» GIVEN PASSAGE:

Our royal invitation to God’s table: Pentecost 8

Our royal invitation to God’s table: Pentecost 8

Eighth Sunday after Pentecost,   July 15, 2018

Year B, Proper 10: 1 Samuel 6:1-5; Psalm 24; Ephesians 1:3-13; Mark 6:14-29

CLICK HERE to listen to the recorded sermon.


Have you ever wondered, even for a moment, what it would be like to be royalty? Have you ever indulged in a daydream that you’re really the child of a king or a queen? I know I did because when I was young the British Royal Family had children my age and I always thought Queen Elizabeth was the most beautiful mother.

Well, in today’s first reading and gospel lesson, we get a glimpse into the lives of two royal families. Neither has a happy, fairytale ending.

The first couple, in our first lesson, is King David and Michal, his wife, who was the daughter of King Saul. If we know the backstory of Michal and David, there’s a line in this lesson that really sticks out. It’s when Michal looks out the window and sees David dancing before the Lord. And then we hear, “and she despised him in her heart.” That line should break our hearts a little because this is not the happy story that their romantic beginnings portended.

» GIVEN EXERCISE 1:
Shorten the sermon's paragraph that begins "The first couple, in our first lesson," to two or three sentences that keep its main facts.
» GIVEN EXERCISE 2:
Answer these questions from the sermon:
(a) On what date was the Eighth Sunday after Pentecost?
(b) Whom did the speaker think was the most beautiful mother?
(c) What does Michal see when she looks out the window?
The rows that come next are separate material from the sermon.

» STORED RECORDS:
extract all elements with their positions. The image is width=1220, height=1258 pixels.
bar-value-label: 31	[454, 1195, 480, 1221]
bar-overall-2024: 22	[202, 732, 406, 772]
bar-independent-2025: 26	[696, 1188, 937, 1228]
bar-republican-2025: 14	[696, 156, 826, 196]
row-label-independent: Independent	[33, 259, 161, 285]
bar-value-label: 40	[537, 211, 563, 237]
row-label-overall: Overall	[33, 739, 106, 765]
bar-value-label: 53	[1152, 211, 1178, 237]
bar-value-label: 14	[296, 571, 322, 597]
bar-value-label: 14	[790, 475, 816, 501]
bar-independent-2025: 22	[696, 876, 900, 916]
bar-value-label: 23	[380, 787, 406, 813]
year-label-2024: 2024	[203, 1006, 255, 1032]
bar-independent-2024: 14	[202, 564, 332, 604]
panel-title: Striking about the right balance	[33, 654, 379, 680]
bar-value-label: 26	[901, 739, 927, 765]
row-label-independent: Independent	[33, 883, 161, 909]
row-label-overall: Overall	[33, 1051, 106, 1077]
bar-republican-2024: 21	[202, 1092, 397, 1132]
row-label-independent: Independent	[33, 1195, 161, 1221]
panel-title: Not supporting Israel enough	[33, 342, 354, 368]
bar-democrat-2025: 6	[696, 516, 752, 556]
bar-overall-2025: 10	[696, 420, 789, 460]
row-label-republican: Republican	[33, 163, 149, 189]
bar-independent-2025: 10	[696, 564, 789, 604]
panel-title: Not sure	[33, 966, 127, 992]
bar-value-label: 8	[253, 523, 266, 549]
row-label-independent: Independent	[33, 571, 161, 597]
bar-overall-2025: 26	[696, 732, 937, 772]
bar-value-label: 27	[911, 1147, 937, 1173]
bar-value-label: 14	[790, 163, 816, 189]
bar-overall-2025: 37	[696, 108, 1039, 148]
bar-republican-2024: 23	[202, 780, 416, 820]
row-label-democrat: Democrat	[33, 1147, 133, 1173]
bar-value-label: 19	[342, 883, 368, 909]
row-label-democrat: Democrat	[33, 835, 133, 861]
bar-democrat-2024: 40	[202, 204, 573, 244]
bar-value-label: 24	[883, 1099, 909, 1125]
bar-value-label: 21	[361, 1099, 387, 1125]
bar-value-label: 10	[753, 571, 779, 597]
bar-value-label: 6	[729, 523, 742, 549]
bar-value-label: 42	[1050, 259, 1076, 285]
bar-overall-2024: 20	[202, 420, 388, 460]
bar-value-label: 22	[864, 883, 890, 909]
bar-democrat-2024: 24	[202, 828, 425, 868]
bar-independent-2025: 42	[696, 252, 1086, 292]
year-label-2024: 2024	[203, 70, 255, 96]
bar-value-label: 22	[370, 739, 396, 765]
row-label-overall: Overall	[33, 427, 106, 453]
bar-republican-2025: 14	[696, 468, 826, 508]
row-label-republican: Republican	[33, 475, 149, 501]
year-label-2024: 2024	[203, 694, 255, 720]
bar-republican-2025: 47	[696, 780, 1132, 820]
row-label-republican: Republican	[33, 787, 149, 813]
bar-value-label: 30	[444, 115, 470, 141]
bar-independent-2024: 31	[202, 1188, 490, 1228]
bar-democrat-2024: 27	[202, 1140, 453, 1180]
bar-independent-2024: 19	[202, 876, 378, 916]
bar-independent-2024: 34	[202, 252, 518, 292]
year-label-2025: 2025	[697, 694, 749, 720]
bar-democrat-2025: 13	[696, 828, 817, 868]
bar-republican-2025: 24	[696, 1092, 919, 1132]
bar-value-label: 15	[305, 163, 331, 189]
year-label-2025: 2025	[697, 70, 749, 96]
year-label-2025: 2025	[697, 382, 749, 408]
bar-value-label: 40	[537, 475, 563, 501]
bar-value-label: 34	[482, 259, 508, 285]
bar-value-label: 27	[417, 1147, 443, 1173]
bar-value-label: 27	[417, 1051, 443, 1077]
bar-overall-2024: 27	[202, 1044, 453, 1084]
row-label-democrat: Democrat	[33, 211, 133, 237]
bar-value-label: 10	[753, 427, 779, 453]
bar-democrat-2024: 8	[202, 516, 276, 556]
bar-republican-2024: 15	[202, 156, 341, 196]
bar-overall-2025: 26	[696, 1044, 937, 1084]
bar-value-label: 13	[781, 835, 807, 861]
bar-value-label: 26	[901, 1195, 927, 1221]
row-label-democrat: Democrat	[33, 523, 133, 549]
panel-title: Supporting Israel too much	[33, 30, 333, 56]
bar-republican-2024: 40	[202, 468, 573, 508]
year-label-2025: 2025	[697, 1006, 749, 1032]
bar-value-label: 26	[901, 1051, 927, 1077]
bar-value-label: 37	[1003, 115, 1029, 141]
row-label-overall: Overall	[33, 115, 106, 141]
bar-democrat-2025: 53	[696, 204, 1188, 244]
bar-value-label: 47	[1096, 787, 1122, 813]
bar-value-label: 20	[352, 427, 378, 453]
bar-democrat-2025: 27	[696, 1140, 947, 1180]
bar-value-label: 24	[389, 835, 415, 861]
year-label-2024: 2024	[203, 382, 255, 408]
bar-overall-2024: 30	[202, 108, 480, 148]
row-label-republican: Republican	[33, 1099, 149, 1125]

» PROBLEM SOLUTION 1:
The first reading's royal couple is King David and his wife Michal, King Saul's daughter. Given their backstory, one line stands out: seeing David dance before the Lord from her window, Michal "despised him in her heart." That line should sadden us, since their romantic beginnings promised a happier story.

» PROBLEM SOLUTION 2:
(a) July 15, 2018
(b) Queen Elizabeth
(c) David dancing before the Lord